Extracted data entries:
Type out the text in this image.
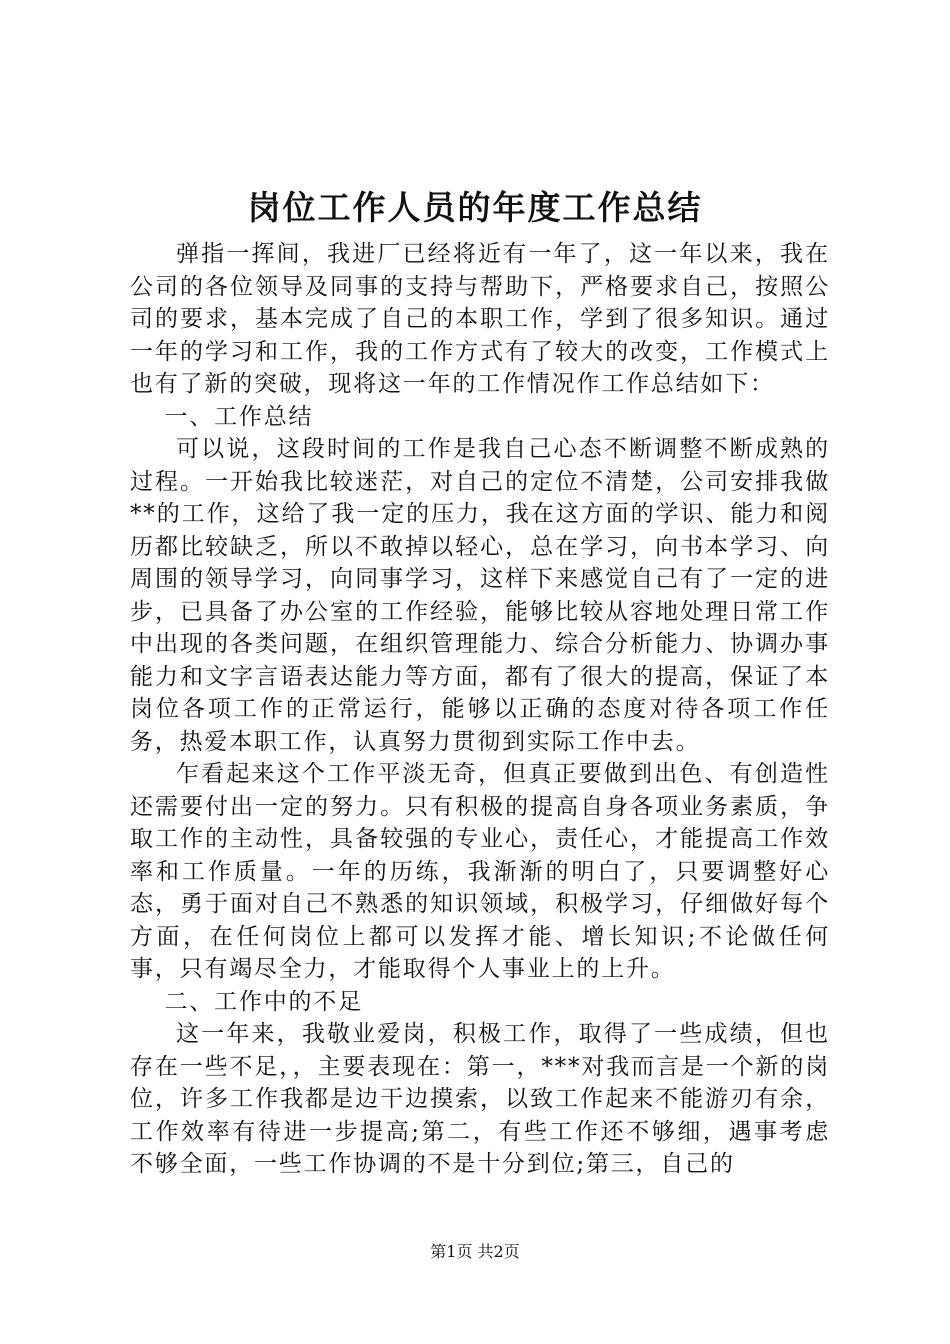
岗位工作人员的年度工作总结

弹指一挥间，我进厂已经将近有一年了，这一年以来，我在公司的各位领导及同事的支持与帮助下，严格要求自己，按照公司的要求，基本完成了自己的本职工作，学到了很多知识。通过一年的学习和工作，我的工作方式有了较大的改变，工作模式上也有了新的突破，现将这一年的工作情况作工作总结如下：

一、工作总结

可以说，这段时间的工作是我自己心态不断调整不断成熟的过程。一开始我比较迷茫，对自己的定位不清楚，公司安排我做**的工作，这给了我一定的压力，我在这方面的学识、能力和阅历都比较缺乏，所以不敢掉以轻心，总在学习，向书本学习、向周围的领导学习，向同事学习，这样下来感觉自己有了一定的进步，已具备了办公室的工作经验，能够比较从容地处理日常工作中出现的各类问题，在组织管理能力、综合分析能力、协调办事能力和文字言语表达能力等方面，都有了很大的提高，保证了本岗位各项工作的正常运行，能够以正确的态度对待各项工作任务，热爱本职工作，认真努力贯彻到实际工作中去。

乍看起来这个工作平淡无奇，但真正要做到出色、有创造性还需要付出一定的努力。只有积极的提高自身各项业务素质，争取工作的主动性，具备较强的专业心，责任心，才能提高工作效率和工作质量。一年的历练，我渐渐的明白了，只要调整好心态，勇于面对自己不熟悉的知识领域，积极学习，仔细做好每个方面，在任何岗位上都可以发挥才能、增长知识;不论做任何事，只有竭尽全力，才能取得个人事业上的上升。

二、工作中的不足

这一年来，我敬业爱岗，积极工作，取得了一些成绩，但也存在一些不足，，主要表现在：第一，***对我而言是一个新的岗位，许多工作我都是边干边摸索，以致工作起来不能游刃有余，工作效率有待进一步提高;第二，有些工作还不够细，遇事考虑不够全面，一些工作协调的不是十分到位;第三，自己的

第1页 共2页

The problem:
Apart from the pictures, the entries above are to be repeated in full and exactly.

Task response:
Type out the text in this image.
岗位工作人员的年度工作总结

弹指一挥间，我进厂已经将近有一年了，这一年以来，我在公司的各位领导及同事的支持与帮助下，严格要求自己，按照公司的要求，基本完成了自己的本职工作，学到了很多知识。通过一年的学习和工作，我的工作方式有了较大的改变，工作模式上也有了新的突破，现将这一年的工作情况作工作总结如下：

一、工作总结

可以说，这段时间的工作是我自己心态不断调整不断成熟的过程。一开始我比较迷茫，对自己的定位不清楚，公司安排我做**的工作，这给了我一定的压力，我在这方面的学识、能力和阅历都比较缺乏，所以不敢掉以轻心，总在学习，向书本学习、向周围的领导学习，向同事学习，这样下来感觉自己有了一定的进步，已具备了办公室的工作经验，能够比较从容地处理日常工作中出现的各类问题，在组织管理能力、综合分析能力、协调办事能力和文字言语表达能力等方面，都有了很大的提高，保证了本岗位各项工作的正常运行，能够以正确的态度对待各项工作任务，热爱本职工作，认真努力贯彻到实际工作中去。

乍看起来这个工作平淡无奇，但真正要做到出色、有创造性还需要付出一定的努力。只有积极的提高自身各项业务素质，争取工作的主动性，具备较强的专业心，责任心，才能提高工作效率和工作质量。一年的历练，我渐渐的明白了，只要调整好心态，勇于面对自己不熟悉的知识领域，积极学习，仔细做好每个方面，在任何岗位上都可以发挥才能、增长知识;不论做任何事，只有竭尽全力，才能取得个人事业上的上升。

二、工作中的不足

这一年来，我敬业爱岗，积极工作，取得了一些成绩，但也存在一些不足，，主要表现在：第一，***对我而言是一个新的岗位，许多工作我都是边干边摸索，以致工作起来不能游刃有余，工作效率有待进一步提高;第二，有些工作还不够细，遇事考虑不够全面，一些工作协调的不是十分到位;第三，自己的

第1页 共2页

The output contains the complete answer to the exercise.